[Dataset items]
↓↓↓
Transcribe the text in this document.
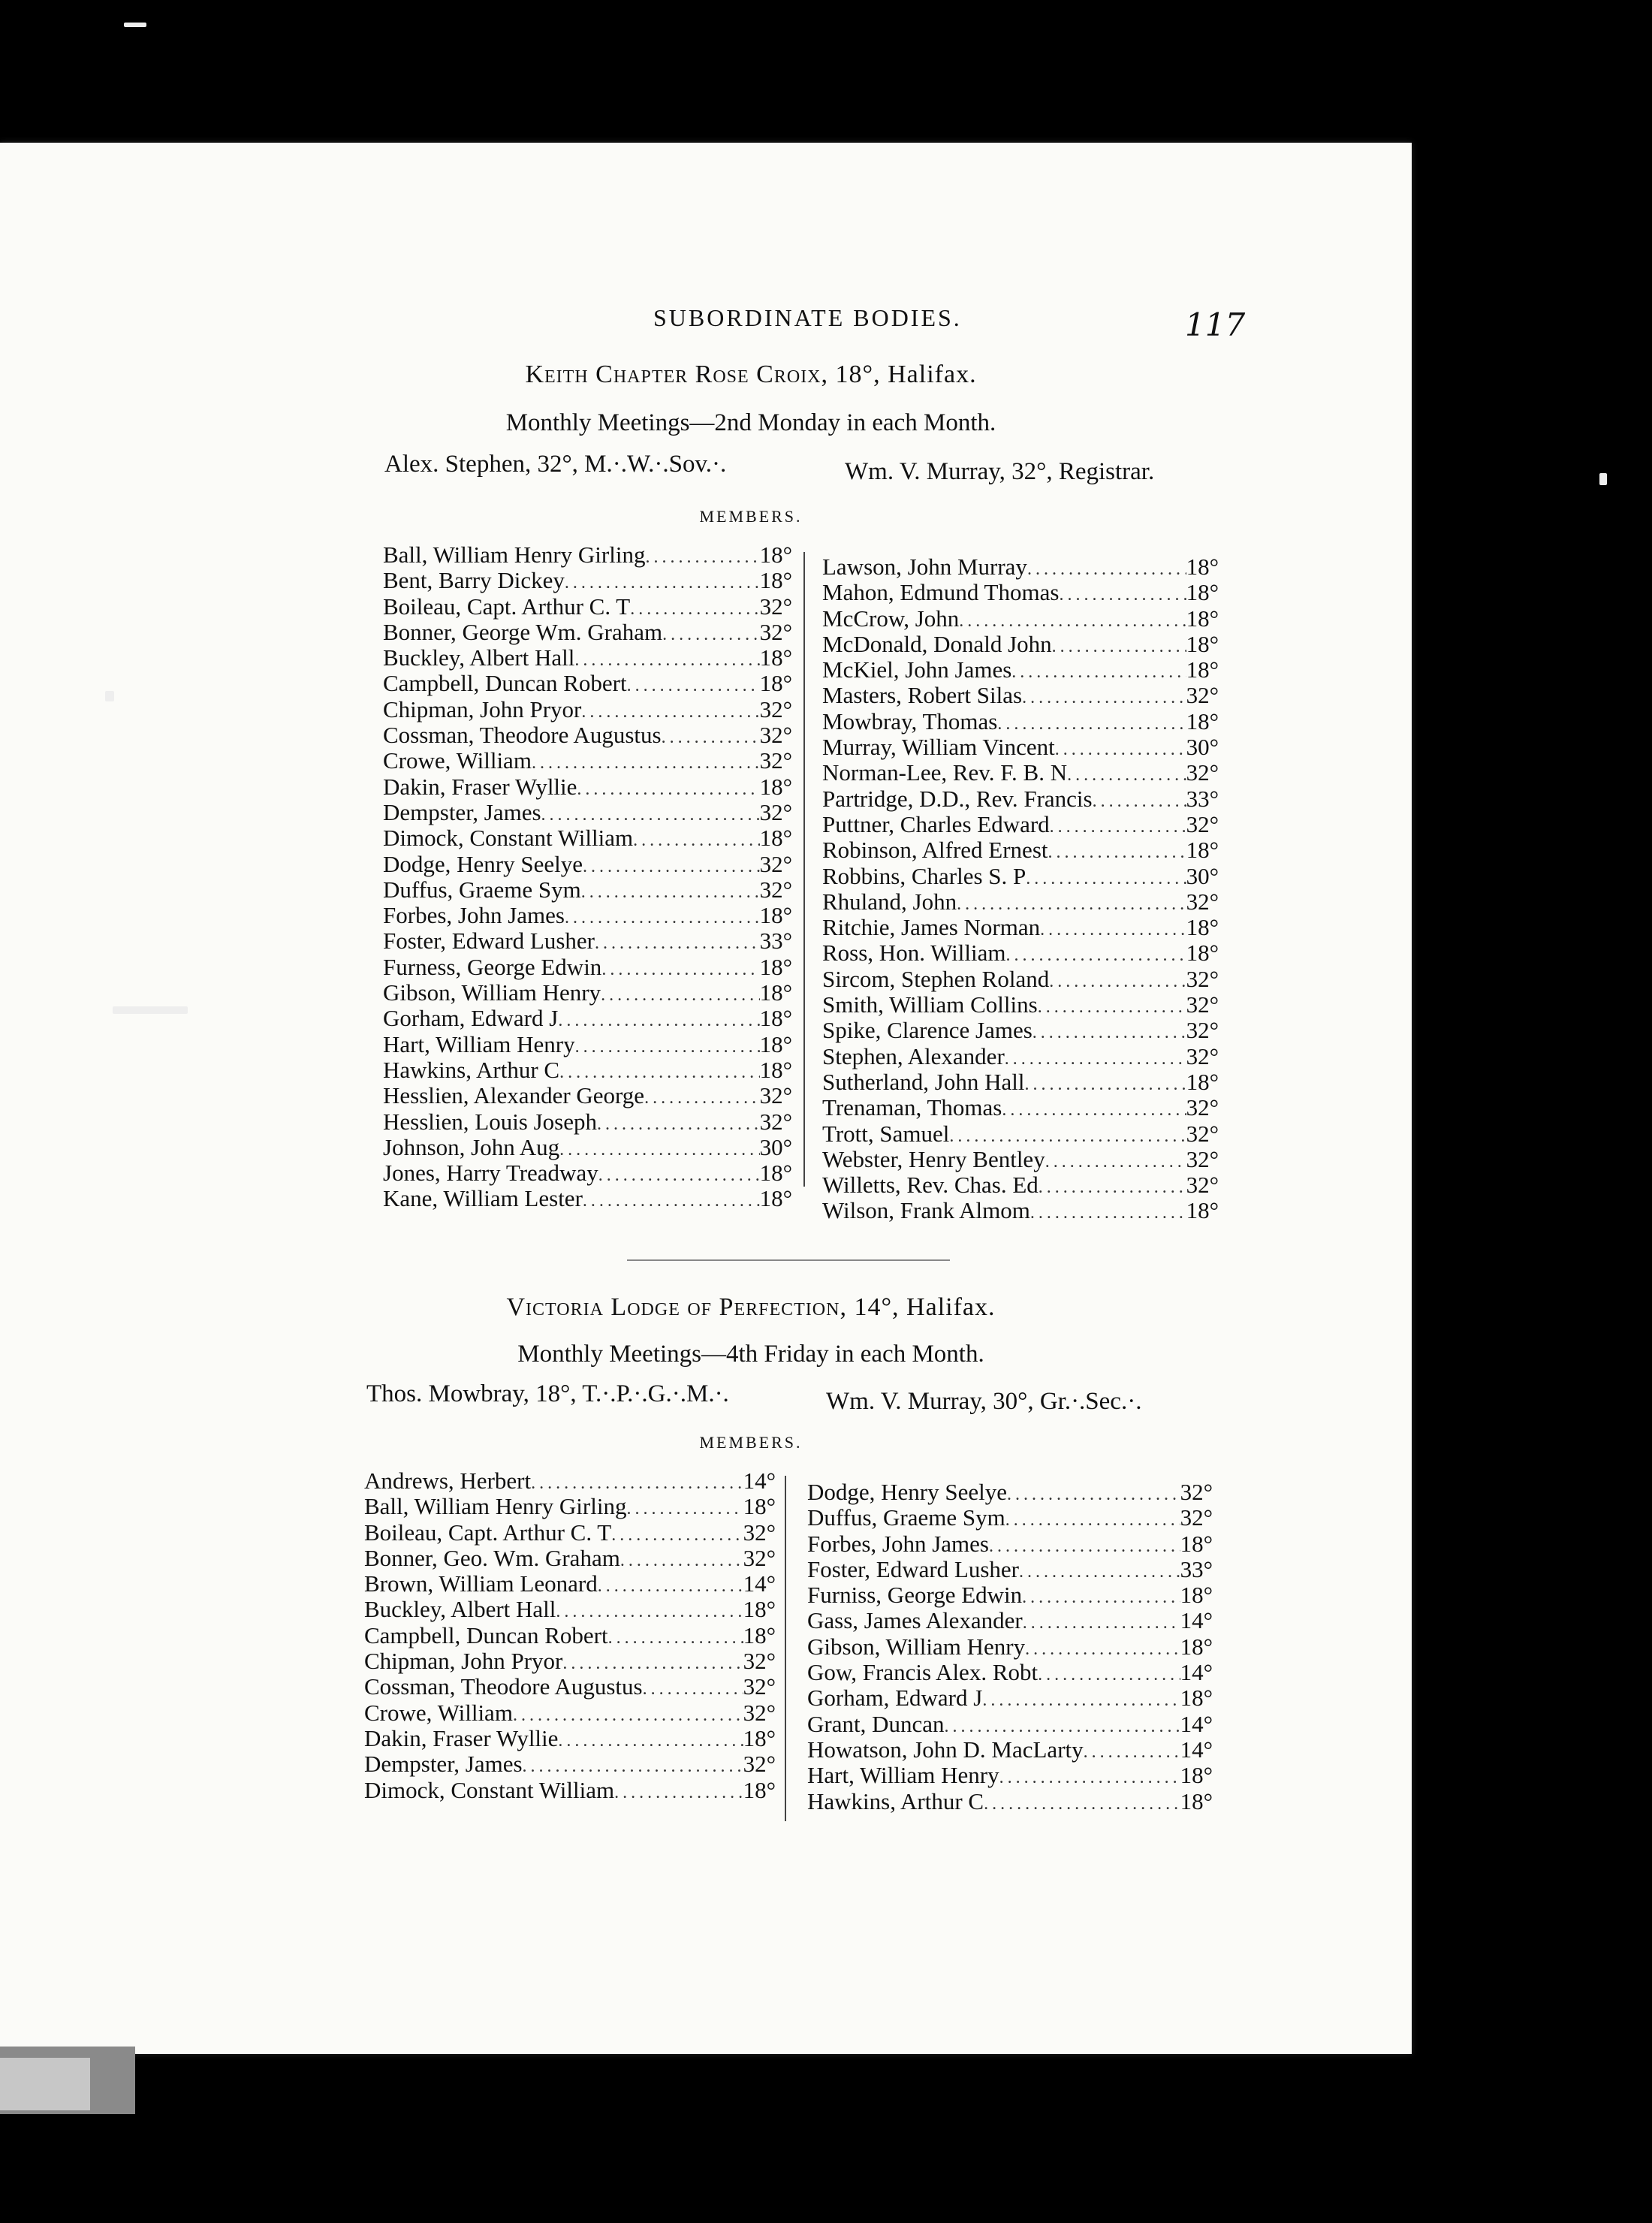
SUBORDINATE BODIES.	117
Keith Chapter Rose Croix, 18°, Halifax.
Monthly Meetings—2nd Monday in each Month.
Alex. Stephen, 32°, M.·.W.·.Sov.·.	Wm. V. Murray, 32°, Registrar.
MEMBERS.
Ball, William Henry Girling .....	18°
Bent, Barry Dickey .....	18°
Boileau, Capt. Arthur C. T .....	32°
Bonner, George Wm. Graham .....	32°
Buckley, Albert Hall .....	18°
Campbell, Duncan Robert .....	18°
Chipman, John Pryor .....	32°
Cossman, Theodore Augustus .....	32°
Crowe, William .....	32°
Dakin, Fraser Wyllie .....	18°
Dempster, James .....	32°
Dimock, Constant William .....	18°
Dodge, Henry Seelye .....	32°
Duffus, Graeme Sym .....	32°
Forbes, John James .....	18°
Foster, Edward Lusher .....	33°
Furness, George Edwin .....	18°
Gibson, William Henry .....	18°
Gorham, Edward J .....	18°
Hart, William Henry .....	18°
Hawkins, Arthur C .....	18°
Hesslien, Alexander George .....	32°
Hesslien, Louis Joseph .....	32°
Johnson, John Aug .....	30°
Jones, Harry Treadway .....	18°
Kane, William Lester .....	18°
Lawson, John Murray .....	18°
Mahon, Edmund Thomas .....	18°
McCrow, John .....	18°
McDonald, Donald John .....	18°
McKiel, John James .....	18°
Masters, Robert Silas .....	32°
Mowbray, Thomas .....	18°
Murray, William Vincent .....	30°
Norman-Lee, Rev. F. B. N .....	32°
Partridge, D.D., Rev. Francis .....	33°
Puttner, Charles Edward .....	32°
Robinson, Alfred Ernest .....	18°
Robbins, Charles S. P .....	30°
Rhuland, John .....	32°
Ritchie, James Norman .....	18°
Ross, Hon. William .....	18°
Sircom, Stephen Roland .....	32°
Smith, William Collins .....	32°
Spike, Clarence James .....	32°
Stephen, Alexander .....	32°
Sutherland, John Hall .....	18°
Trenaman, Thomas .....	32°
Trott, Samuel .....	32°
Webster, Henry Bentley .....	32°
Willetts, Rev. Chas. Ed .....	32°
Wilson, Frank Almom .....	18°
Victoria Lodge of Perfection, 14°, Halifax.
Monthly Meetings—4th Friday in each Month.
Thos. Mowbray, 18°, T.·.P.·.G.·.M.·.	Wm. V. Murray, 30°, Gr.·.Sec.·.
MEMBERS.
Andrews, Herbert .....	14°
Ball, William Henry Girling .....	18°
Boileau, Capt. Arthur C. T .....	32°
Bonner, Geo. Wm. Graham .....	32°
Brown, William Leonard .....	14°
Buckley, Albert Hall .....	18°
Campbell, Duncan Robert .....	18°
Chipman, John Pryor .....	32°
Cossman, Theodore Augustus .....	32°
Crowe, William .....	32°
Dakin, Fraser Wyllie .....	18°
Dempster, James .....	32°
Dimock, Constant William .....	18°
Dodge, Henry Seelye .....	32°
Duffus, Graeme Sym .....	32°
Forbes, John James .....	18°
Foster, Edward Lusher .....	33°
Furniss, George Edwin .....	18°
Gass, James Alexander .....	14°
Gibson, William Henry .....	18°
Gow, Francis Alex. Robt .....	14°
Gorham, Edward J .....	18°
Grant, Duncan .....	14°
Howatson, John D. MacLarty .....	14°
Hart, William Henry .....	18°
Hawkins, Arthur C .....	18°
↑↑↑
## STATED GOAL
Whichever lines contain the string "Bonner", select and copy them.

## WRITTEN REPLY
Bonner, George Wm. Graham .....	32°
Bonner, Geo. Wm. Graham .....	32°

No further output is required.